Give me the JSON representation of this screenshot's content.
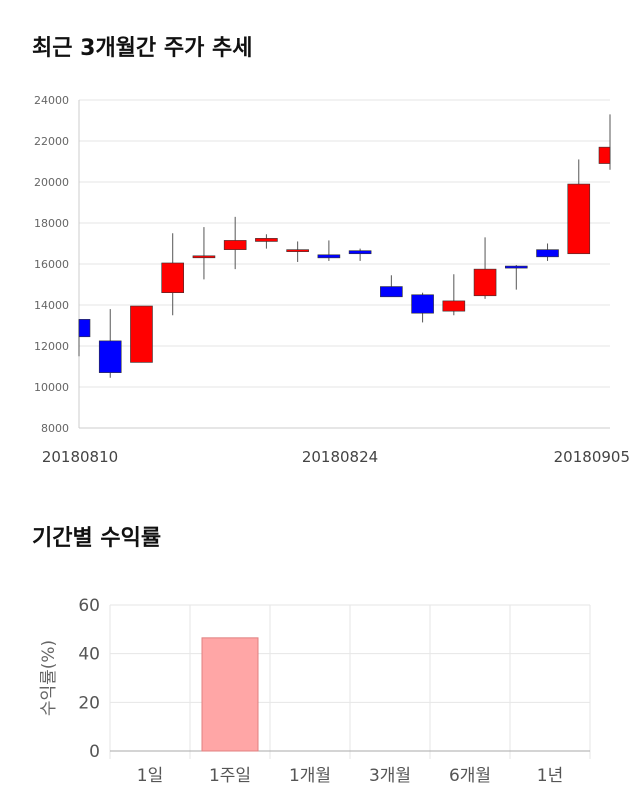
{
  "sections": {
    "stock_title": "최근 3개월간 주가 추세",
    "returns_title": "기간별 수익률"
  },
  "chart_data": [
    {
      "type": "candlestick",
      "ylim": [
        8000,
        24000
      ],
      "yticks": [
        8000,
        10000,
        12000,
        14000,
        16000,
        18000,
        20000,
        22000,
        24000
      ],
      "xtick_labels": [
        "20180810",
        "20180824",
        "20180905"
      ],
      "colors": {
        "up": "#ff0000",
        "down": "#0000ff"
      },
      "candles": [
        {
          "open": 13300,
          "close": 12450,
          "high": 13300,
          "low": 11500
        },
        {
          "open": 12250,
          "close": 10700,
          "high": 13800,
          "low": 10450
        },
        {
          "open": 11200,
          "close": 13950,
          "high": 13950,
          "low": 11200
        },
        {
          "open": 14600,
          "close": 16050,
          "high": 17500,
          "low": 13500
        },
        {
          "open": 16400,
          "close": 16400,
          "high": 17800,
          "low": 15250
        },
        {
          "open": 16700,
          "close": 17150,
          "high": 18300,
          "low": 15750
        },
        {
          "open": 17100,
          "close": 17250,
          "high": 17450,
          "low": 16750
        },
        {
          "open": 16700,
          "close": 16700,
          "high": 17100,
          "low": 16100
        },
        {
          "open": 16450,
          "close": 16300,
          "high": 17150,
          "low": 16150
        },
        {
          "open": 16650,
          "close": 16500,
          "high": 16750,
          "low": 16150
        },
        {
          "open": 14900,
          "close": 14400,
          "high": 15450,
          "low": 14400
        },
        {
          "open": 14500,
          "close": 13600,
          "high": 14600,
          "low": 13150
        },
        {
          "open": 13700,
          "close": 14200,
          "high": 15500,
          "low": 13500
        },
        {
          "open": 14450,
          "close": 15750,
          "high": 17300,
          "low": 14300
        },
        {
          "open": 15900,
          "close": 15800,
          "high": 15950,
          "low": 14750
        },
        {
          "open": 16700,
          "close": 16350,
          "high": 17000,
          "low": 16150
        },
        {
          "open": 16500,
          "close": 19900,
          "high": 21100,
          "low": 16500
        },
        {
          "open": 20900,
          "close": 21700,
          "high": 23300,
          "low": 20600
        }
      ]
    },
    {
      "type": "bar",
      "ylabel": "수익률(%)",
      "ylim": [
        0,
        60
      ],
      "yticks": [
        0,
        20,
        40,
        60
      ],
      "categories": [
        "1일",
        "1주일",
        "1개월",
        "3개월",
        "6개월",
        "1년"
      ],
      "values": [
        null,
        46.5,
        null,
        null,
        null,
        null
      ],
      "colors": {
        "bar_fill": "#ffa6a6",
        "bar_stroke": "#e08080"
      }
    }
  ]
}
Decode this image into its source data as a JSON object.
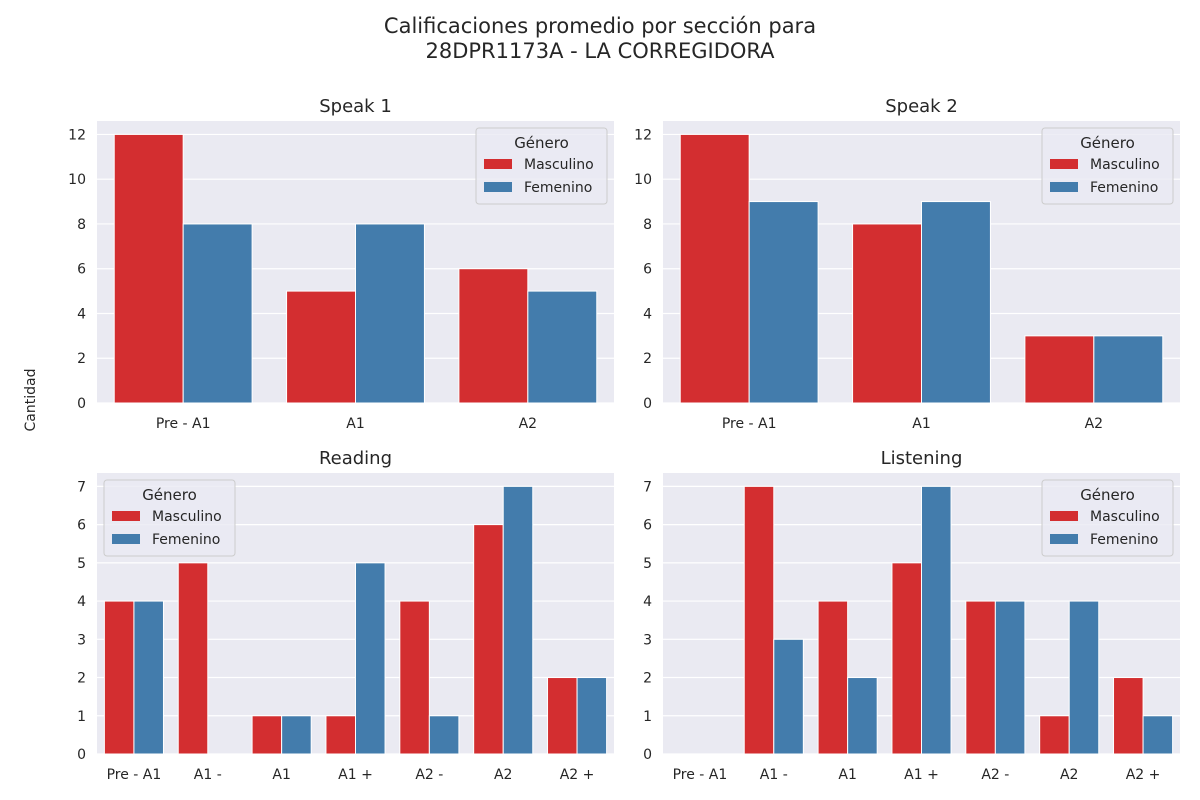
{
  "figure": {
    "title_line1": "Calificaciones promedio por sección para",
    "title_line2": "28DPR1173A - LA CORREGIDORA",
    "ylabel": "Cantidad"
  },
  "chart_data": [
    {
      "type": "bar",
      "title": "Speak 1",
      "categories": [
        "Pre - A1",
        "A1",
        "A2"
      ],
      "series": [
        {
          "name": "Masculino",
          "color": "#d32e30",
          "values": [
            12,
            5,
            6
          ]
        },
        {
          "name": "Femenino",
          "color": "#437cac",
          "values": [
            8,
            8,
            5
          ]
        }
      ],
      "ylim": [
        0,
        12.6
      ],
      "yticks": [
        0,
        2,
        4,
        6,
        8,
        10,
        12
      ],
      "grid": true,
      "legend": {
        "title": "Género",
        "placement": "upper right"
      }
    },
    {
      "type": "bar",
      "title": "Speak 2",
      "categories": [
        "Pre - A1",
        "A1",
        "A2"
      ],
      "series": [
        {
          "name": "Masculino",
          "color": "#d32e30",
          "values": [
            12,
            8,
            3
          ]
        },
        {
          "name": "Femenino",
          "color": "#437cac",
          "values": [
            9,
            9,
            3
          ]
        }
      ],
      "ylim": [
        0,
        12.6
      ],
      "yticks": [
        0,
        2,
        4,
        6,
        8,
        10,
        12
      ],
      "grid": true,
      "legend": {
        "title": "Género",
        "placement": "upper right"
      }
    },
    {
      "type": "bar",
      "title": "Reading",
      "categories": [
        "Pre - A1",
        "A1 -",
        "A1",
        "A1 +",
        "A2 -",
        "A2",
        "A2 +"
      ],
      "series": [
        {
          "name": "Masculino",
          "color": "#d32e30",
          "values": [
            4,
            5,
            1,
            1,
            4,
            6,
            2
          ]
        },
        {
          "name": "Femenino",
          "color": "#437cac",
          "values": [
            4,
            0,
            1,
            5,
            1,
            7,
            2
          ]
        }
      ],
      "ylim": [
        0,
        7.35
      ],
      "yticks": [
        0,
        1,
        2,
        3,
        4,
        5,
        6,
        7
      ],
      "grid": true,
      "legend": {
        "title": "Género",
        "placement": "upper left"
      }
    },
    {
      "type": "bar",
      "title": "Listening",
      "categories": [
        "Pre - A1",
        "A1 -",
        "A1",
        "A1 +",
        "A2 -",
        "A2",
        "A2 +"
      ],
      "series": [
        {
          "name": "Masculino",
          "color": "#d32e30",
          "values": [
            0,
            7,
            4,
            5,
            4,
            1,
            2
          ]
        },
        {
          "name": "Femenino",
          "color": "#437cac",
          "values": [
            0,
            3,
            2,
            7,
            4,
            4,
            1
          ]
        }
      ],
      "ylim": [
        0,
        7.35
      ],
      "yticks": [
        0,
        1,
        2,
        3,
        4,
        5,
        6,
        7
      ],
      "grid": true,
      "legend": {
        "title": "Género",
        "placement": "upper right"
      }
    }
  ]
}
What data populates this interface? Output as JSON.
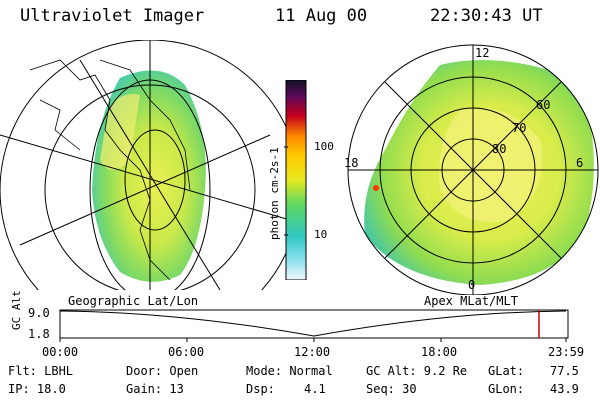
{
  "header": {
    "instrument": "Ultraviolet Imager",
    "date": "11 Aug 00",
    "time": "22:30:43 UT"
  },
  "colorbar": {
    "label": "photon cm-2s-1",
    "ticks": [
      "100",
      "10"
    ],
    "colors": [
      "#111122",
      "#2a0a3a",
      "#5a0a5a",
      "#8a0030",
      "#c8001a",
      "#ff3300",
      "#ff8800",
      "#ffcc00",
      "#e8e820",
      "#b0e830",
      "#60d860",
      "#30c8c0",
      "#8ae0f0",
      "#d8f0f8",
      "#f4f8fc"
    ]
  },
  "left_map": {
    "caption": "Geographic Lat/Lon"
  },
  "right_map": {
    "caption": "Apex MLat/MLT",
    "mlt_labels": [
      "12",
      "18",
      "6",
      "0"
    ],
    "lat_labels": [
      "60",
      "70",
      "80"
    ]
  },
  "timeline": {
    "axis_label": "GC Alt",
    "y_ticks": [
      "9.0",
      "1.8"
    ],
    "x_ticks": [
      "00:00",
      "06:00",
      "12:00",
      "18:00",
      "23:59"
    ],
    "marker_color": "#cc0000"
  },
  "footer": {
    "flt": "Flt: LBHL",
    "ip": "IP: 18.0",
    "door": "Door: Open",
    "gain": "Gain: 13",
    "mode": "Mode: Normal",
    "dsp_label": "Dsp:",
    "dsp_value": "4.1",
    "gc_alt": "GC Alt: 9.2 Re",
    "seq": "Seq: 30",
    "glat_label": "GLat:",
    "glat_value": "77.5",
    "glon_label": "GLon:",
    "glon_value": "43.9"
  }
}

---

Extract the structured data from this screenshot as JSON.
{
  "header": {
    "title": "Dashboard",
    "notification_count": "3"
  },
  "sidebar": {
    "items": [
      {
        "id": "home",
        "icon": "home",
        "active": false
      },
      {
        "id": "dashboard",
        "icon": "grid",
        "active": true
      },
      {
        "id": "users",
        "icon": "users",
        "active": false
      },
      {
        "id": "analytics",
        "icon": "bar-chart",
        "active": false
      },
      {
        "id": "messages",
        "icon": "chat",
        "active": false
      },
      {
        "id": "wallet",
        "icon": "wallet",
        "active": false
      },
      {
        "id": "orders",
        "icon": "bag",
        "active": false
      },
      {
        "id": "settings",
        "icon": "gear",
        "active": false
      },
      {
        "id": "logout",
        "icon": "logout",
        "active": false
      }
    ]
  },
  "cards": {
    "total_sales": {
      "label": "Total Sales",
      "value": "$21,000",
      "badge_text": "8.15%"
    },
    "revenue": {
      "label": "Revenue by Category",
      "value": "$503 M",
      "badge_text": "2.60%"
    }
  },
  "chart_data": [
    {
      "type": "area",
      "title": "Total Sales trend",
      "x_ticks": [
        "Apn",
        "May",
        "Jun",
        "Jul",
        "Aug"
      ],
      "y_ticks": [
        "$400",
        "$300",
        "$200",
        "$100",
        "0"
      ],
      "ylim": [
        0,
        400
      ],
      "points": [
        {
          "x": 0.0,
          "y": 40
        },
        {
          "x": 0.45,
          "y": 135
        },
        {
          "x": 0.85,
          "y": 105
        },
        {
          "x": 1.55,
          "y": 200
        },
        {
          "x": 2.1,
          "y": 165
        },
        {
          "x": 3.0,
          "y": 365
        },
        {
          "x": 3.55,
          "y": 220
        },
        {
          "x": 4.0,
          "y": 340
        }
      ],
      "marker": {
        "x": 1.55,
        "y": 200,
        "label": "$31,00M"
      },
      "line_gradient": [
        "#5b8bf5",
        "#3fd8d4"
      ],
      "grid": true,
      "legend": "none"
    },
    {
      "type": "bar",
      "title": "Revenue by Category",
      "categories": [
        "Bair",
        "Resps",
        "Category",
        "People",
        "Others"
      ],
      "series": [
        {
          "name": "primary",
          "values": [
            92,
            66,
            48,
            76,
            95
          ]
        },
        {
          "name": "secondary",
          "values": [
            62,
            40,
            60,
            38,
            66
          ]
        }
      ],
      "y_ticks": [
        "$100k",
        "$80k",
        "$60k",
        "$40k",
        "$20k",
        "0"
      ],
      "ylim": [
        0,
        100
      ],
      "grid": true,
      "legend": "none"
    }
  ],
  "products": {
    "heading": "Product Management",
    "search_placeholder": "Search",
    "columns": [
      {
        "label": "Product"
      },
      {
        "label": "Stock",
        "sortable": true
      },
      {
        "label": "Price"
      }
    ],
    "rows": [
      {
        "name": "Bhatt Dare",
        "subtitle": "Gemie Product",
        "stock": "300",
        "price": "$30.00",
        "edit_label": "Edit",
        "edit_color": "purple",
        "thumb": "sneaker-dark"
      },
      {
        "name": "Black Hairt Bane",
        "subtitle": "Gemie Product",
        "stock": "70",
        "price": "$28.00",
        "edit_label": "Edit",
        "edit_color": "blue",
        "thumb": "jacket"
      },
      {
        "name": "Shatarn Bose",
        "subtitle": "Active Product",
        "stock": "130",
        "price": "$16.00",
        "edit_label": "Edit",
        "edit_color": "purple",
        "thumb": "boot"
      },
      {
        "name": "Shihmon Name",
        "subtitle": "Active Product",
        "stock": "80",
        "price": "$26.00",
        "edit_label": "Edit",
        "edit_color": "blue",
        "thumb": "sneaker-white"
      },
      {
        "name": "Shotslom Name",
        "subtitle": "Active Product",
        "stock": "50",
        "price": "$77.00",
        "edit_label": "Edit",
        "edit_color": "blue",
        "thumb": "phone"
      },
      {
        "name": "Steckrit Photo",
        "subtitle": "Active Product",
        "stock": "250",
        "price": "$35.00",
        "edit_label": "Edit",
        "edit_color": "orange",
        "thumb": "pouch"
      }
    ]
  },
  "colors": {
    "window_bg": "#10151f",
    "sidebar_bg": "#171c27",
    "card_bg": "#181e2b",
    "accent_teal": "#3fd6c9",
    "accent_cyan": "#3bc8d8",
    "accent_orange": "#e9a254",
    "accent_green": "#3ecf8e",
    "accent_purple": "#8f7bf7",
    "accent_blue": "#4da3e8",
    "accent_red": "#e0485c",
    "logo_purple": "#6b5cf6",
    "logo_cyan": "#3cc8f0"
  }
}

---

= Direction =
Select every line in the material above where the string "screenshot" occurs, and copy it.

= Task solution =
Give me the JSON representation of this screenshot's content.
Extract the structured data from this screenshot as JSON.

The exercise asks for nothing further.